Goal: Among the lines below, list those containing the string "true".

Collected data entries
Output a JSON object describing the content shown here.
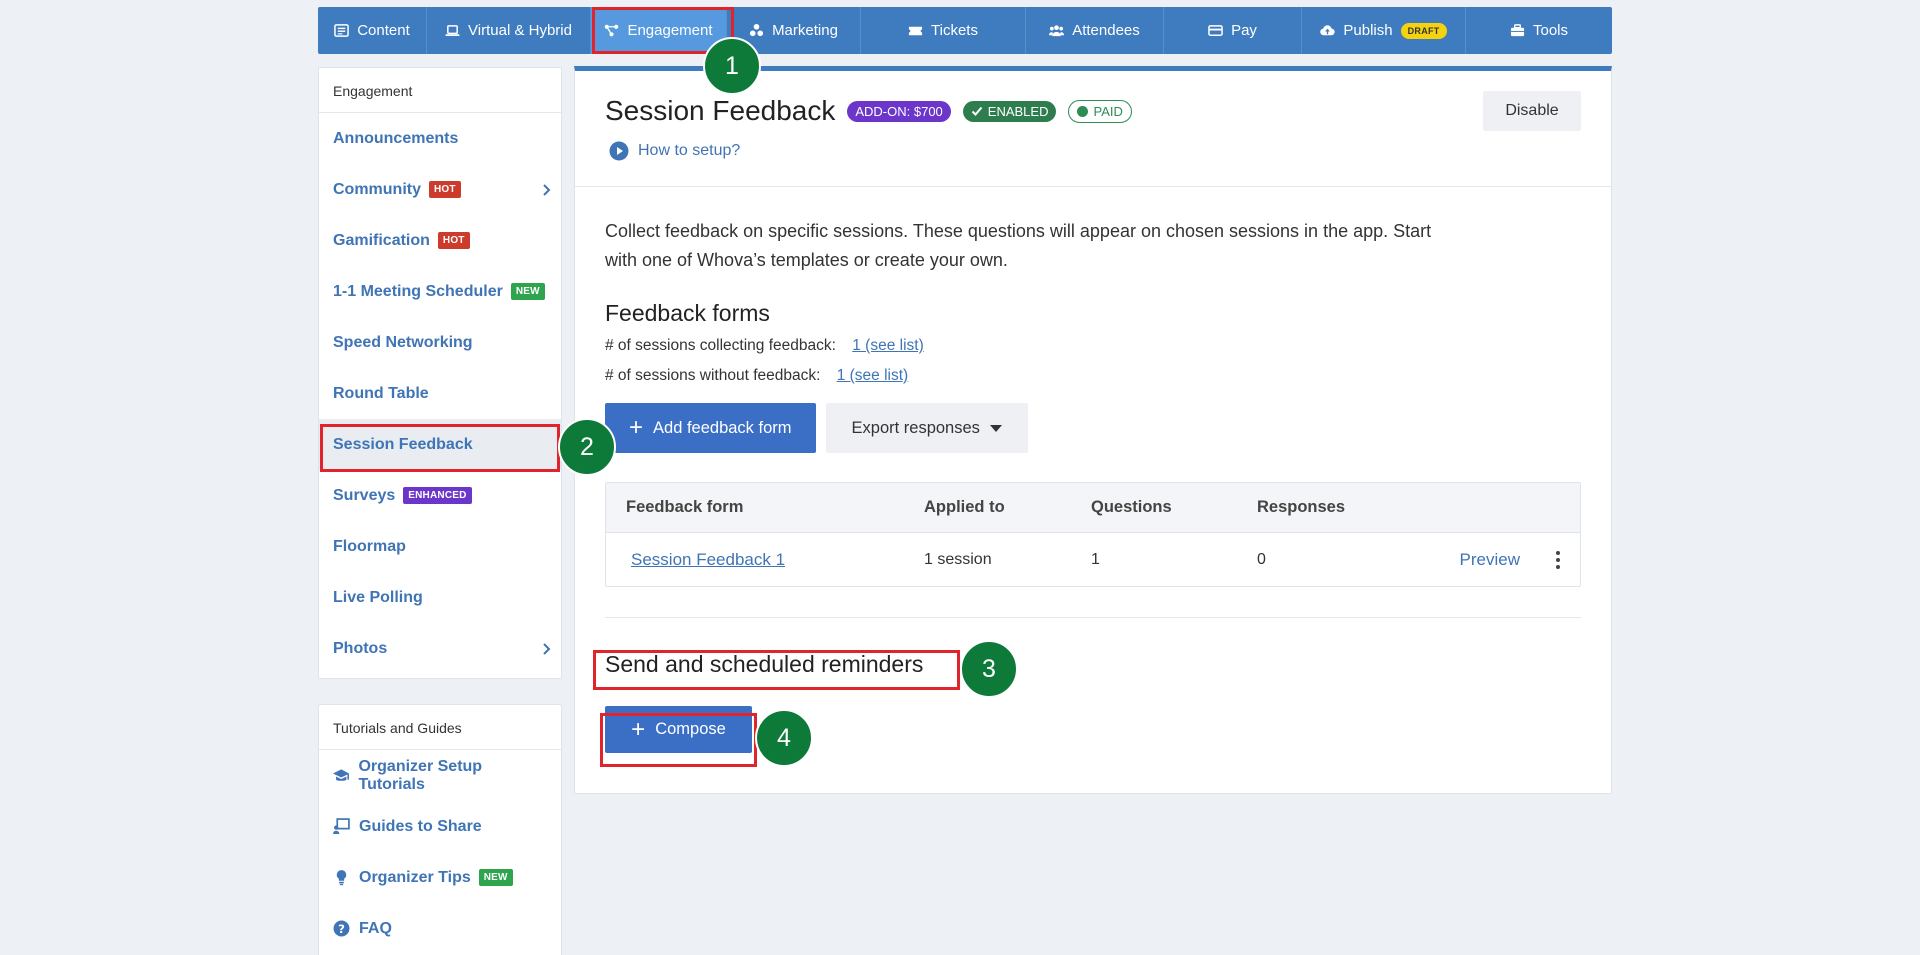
{
  "topnav": {
    "items": [
      {
        "label": "Content",
        "icon": "content-icon"
      },
      {
        "label": "Virtual & Hybrid",
        "icon": "laptop-icon"
      },
      {
        "label": "Engagement",
        "icon": "engagement-icon",
        "active": true
      },
      {
        "label": "Marketing",
        "icon": "marketing-icon"
      },
      {
        "label": "Tickets",
        "icon": "ticket-icon"
      },
      {
        "label": "Attendees",
        "icon": "attendees-icon"
      },
      {
        "label": "Pay",
        "icon": "card-icon"
      },
      {
        "label": "Publish",
        "icon": "cloud-upload-icon",
        "badge": "DRAFT"
      },
      {
        "label": "Tools",
        "icon": "toolbox-icon"
      }
    ]
  },
  "steps": [
    "1",
    "2",
    "3",
    "4"
  ],
  "sidebar": {
    "engagement": {
      "header": "Engagement",
      "items": [
        {
          "label": "Announcements"
        },
        {
          "label": "Community",
          "badge": "HOT"
        },
        {
          "label": "Gamification",
          "badge": "HOT"
        },
        {
          "label": "1-1 Meeting Scheduler",
          "badge": "NEW"
        },
        {
          "label": "Speed Networking"
        },
        {
          "label": "Round Table"
        },
        {
          "label": "Session Feedback",
          "active": true
        },
        {
          "label": "Surveys",
          "badge": "ENHANCED"
        },
        {
          "label": "Floormap"
        },
        {
          "label": "Live Polling"
        },
        {
          "label": "Photos"
        }
      ]
    },
    "tutorials": {
      "header": "Tutorials and Guides",
      "items": [
        {
          "label": "Organizer Setup Tutorials",
          "icon": "graduation-cap-icon"
        },
        {
          "label": "Guides to Share",
          "icon": "presentation-icon"
        },
        {
          "label": "Organizer Tips",
          "icon": "lightbulb-icon",
          "badge": "NEW"
        },
        {
          "label": "FAQ",
          "icon": "question-circle-icon"
        }
      ]
    }
  },
  "main": {
    "title": "Session Feedback",
    "pills": {
      "addon": "ADD-ON: $700",
      "enabled": "ENABLED",
      "paid": "PAID"
    },
    "disable_label": "Disable",
    "howto_label": "How to setup?",
    "description": "Collect feedback on specific sessions. These questions will appear on chosen sessions in the app. Start with one of Whova’s templates or create your own.",
    "forms_heading": "Feedback forms",
    "stat_collecting_label": "# of sessions collecting feedback:",
    "stat_collecting_link": "1 (see list)",
    "stat_without_label": "# of sessions without feedback:",
    "stat_without_link": "1 (see list)",
    "add_form_label": "Add feedback form",
    "export_label": "Export responses",
    "table": {
      "headers": [
        "Feedback form",
        "Applied to",
        "Questions",
        "Responses"
      ],
      "rows": [
        {
          "form": "Session Feedback 1",
          "applied": "1 session",
          "questions": "1",
          "responses": "0",
          "action": "Preview"
        }
      ]
    },
    "reminders_heading": "Send and scheduled reminders",
    "compose_label": "Compose"
  },
  "colors": {
    "nav": "#3f7bbf",
    "accent": "#3a6fc5",
    "highlight": "#e0242c",
    "step": "#0e7a3a"
  }
}
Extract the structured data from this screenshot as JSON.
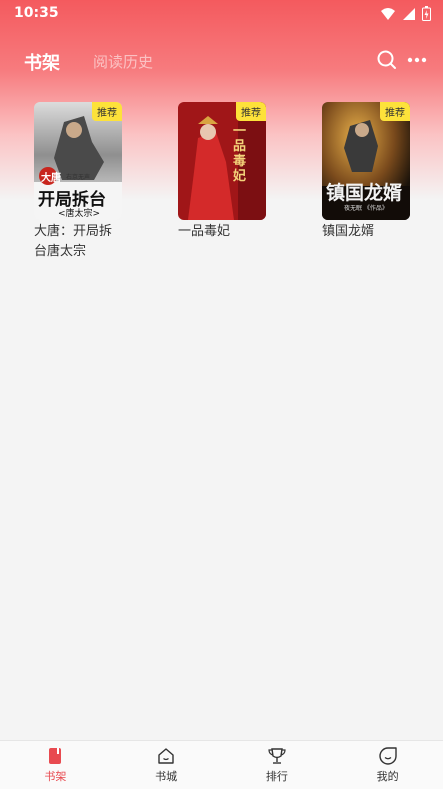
{
  "status_bar": {
    "time": "10:35"
  },
  "header": {
    "tabs": [
      {
        "label": "书架",
        "active": true
      },
      {
        "label": "阅读历史",
        "active": false
      }
    ]
  },
  "books": [
    {
      "title": "大唐：开局拆台唐太宗",
      "badge": "推荐",
      "cover_lines": [
        "大唐",
        "开局拆台",
        "<唐太宗>"
      ],
      "cover_author": "右京无声"
    },
    {
      "title": "一品毒妃",
      "badge": "推荐",
      "cover_lines": [
        "一品毒妃"
      ],
      "cover_author": ""
    },
    {
      "title": "镇国龙婿",
      "badge": "推荐",
      "cover_lines": [
        "镇国龙婿"
      ],
      "cover_author": "夜无眠 《作品》"
    }
  ],
  "bottom_nav": [
    {
      "label": "书架",
      "icon": "book-icon",
      "active": true
    },
    {
      "label": "书城",
      "icon": "store-icon",
      "active": false
    },
    {
      "label": "排行",
      "icon": "trophy-icon",
      "active": false
    },
    {
      "label": "我的",
      "icon": "profile-icon",
      "active": false
    }
  ],
  "colors": {
    "accent": "#e84a50",
    "badge": "#fde23a"
  }
}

Problem solution:
        "active": true
          "active": true
        "active": true
      "active": true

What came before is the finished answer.